Provided information =>
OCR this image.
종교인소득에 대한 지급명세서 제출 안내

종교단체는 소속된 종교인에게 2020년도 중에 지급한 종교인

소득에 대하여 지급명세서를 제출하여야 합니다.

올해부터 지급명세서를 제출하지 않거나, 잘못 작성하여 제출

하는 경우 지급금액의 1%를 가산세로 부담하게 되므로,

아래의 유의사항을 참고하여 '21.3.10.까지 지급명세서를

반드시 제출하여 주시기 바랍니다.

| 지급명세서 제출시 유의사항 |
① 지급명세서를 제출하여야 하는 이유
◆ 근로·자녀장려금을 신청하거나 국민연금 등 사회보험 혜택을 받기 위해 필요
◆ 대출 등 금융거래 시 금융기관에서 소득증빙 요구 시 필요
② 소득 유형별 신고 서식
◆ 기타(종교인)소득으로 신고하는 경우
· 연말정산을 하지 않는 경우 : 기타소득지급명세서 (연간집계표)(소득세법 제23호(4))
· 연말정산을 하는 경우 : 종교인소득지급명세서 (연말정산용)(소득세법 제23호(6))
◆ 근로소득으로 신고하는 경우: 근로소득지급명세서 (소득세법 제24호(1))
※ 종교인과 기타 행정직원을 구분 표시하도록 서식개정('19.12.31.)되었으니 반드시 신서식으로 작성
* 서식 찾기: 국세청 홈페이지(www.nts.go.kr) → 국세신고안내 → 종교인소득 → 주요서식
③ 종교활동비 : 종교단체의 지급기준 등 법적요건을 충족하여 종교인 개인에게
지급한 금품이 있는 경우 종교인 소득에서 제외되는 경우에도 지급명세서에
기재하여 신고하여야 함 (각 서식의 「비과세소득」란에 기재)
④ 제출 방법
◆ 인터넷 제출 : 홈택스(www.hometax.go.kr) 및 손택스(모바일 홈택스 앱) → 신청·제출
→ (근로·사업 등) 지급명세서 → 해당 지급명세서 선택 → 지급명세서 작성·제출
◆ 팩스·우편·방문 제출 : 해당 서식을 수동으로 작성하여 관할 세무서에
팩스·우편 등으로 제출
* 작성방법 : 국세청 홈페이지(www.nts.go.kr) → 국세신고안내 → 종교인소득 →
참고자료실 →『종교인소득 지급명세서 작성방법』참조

Work required =>
Quote the material exactly, leaving nothing out.

In response =>
OCR this image.
종교인소득에 대한 지급명세서 제출 안내

종교단체는 소속된 종교인에게 2020년도 중에 지급한 종교인

소득에 대하여 지급명세서를 제출하여야 합니다.

올해부터 지급명세서를 제출하지 않거나, 잘못 작성하여 제출

하는 경우 지급금액의 1%를 가산세로 부담하게 되므로,

아래의 유의사항을 참고하여 '21.3.10.까지 지급명세서를

반드시 제출하여 주시기 바랍니다.

| 지급명세서 제출시 유의사항 |
① 지급명세서를 제출하여야 하는 이유
◆ 근로·자녀장려금을 신청하거나 국민연금 등 사회보험 혜택을 받기 위해 필요
◆ 대출 등 금융거래 시 금융기관에서 소득증빙 요구 시 필요
② 소득 유형별 신고 서식
◆ 기타(종교인)소득으로 신고하는 경우
· 연말정산을 하지 않는 경우 : 기타소득지급명세서 (연간집계표)(소득세법 제23호(4))
· 연말정산을 하는 경우 : 종교인소득지급명세서 (연말정산용)(소득세법 제23호(6))
◆ 근로소득으로 신고하는 경우: 근로소득지급명세서 (소득세법 제24호(1))
※ 종교인과 기타 행정직원을 구분 표시하도록 서식개정('19.12.31.)되었으니 반드시 신서식으로 작성
* 서식 찾기: 국세청 홈페이지(www.nts.go.kr) → 국세신고안내 → 종교인소득 → 주요서식
③ 종교활동비 : 종교단체의 지급기준 등 법적요건을 충족하여 종교인 개인에게
지급한 금품이 있는 경우 종교인 소득에서 제외되는 경우에도 지급명세서에
기재하여 신고하여야 함 (각 서식의 「비과세소득」란에 기재)
④ 제출 방법
◆ 인터넷 제출 : 홈택스(www.hometax.go.kr) 및 손택스(모바일 홈택스 앱) → 신청·제출
→ (근로·사업 등) 지급명세서 → 해당 지급명세서 선택 → 지급명세서 작성·제출
◆ 팩스·우편·방문 제출 : 해당 서식을 수동으로 작성하여 관할 세무서에
팩스·우편 등으로 제출
* 작성방법 : 국세청 홈페이지(www.nts.go.kr) → 국세신고안내 → 종교인소득 →
참고자료실 →『종교인소득 지급명세서 작성방법』참조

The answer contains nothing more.